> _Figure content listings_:
________________________

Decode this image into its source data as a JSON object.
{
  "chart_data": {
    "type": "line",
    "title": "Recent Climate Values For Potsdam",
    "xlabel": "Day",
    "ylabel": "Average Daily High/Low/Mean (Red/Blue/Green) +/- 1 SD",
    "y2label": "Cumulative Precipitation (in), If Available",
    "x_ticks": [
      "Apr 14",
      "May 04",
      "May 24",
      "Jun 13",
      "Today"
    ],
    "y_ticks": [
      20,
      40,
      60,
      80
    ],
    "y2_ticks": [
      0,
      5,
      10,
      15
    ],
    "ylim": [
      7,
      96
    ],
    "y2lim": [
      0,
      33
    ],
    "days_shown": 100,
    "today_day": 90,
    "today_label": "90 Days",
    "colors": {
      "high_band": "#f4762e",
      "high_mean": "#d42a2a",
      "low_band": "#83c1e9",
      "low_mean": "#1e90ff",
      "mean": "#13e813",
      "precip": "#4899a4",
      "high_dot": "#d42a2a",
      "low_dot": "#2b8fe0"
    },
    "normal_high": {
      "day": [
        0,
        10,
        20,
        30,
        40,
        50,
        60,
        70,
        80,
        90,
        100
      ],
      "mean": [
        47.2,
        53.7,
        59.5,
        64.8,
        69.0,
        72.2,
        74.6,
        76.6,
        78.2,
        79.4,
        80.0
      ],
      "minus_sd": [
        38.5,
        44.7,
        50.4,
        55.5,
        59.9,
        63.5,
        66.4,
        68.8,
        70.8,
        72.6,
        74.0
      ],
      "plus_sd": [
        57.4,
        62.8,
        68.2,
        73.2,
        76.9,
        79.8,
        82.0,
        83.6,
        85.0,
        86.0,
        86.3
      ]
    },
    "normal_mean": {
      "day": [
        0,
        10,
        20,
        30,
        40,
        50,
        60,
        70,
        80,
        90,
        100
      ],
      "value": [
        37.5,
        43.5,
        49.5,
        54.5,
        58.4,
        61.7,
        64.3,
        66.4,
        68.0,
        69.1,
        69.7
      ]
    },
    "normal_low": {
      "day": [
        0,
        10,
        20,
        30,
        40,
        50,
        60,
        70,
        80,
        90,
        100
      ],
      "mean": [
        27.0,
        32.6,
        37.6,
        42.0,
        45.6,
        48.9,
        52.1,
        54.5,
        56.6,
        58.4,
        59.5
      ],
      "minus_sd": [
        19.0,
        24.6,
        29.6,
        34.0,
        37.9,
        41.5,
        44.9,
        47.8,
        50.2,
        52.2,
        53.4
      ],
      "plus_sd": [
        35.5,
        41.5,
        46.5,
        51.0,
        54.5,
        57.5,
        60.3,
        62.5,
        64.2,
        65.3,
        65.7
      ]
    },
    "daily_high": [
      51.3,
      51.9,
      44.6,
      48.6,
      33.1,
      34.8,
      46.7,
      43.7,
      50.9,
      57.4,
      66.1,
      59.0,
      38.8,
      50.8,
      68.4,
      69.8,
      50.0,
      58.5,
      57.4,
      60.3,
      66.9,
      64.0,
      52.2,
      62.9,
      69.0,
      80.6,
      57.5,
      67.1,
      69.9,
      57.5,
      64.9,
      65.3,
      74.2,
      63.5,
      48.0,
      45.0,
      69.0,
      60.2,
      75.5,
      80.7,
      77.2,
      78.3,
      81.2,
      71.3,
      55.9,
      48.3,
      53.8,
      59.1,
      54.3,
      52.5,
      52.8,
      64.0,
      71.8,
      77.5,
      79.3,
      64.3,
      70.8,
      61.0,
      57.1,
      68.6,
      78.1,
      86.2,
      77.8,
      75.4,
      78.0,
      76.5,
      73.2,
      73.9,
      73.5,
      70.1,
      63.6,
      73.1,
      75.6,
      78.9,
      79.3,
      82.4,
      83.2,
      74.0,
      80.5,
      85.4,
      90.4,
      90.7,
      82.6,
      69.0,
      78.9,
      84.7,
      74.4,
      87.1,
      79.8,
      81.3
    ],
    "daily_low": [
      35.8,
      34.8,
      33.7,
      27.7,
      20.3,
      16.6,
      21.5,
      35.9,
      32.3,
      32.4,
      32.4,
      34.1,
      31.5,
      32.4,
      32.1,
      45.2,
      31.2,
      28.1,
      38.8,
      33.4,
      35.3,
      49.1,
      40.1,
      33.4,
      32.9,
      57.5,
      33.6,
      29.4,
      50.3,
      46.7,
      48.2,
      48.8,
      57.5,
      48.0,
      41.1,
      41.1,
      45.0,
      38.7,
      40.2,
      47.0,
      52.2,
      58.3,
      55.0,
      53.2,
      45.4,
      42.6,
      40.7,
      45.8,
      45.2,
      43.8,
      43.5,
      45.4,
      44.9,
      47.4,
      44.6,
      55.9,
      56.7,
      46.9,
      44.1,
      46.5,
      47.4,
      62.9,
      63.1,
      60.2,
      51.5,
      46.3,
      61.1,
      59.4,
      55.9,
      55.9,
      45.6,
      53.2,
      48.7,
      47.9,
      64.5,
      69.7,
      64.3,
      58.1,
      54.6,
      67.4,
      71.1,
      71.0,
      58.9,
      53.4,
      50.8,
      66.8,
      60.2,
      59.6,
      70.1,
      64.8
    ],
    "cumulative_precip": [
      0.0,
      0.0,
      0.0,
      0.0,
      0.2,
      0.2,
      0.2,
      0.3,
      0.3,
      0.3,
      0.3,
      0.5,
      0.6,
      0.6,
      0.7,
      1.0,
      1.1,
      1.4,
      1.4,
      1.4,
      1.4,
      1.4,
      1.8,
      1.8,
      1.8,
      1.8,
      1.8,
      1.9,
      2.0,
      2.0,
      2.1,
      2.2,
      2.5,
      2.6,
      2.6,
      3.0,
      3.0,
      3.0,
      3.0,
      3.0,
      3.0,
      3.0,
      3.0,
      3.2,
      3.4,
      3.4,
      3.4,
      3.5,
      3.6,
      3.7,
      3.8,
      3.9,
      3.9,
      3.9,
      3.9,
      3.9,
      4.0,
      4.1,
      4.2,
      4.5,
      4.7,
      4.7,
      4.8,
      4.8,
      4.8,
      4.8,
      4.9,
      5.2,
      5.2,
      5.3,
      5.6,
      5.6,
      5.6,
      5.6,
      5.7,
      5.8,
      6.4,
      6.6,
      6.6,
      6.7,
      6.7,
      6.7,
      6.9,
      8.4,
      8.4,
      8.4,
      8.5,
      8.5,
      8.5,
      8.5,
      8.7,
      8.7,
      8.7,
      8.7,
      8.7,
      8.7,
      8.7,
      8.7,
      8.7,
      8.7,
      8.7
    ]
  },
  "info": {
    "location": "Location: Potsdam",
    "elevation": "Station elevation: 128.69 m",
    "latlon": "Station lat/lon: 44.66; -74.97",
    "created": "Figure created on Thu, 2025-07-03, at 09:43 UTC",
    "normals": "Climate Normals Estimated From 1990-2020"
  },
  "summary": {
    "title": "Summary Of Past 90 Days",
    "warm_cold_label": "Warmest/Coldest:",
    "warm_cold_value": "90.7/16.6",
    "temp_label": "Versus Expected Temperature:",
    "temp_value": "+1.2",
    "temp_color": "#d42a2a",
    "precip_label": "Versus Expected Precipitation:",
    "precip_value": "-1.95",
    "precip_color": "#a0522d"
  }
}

________________________

> _Task requirements_: Note how many lines in the material hold the word "Potsdam", and give that number with nothing added.

> _Reply_: 2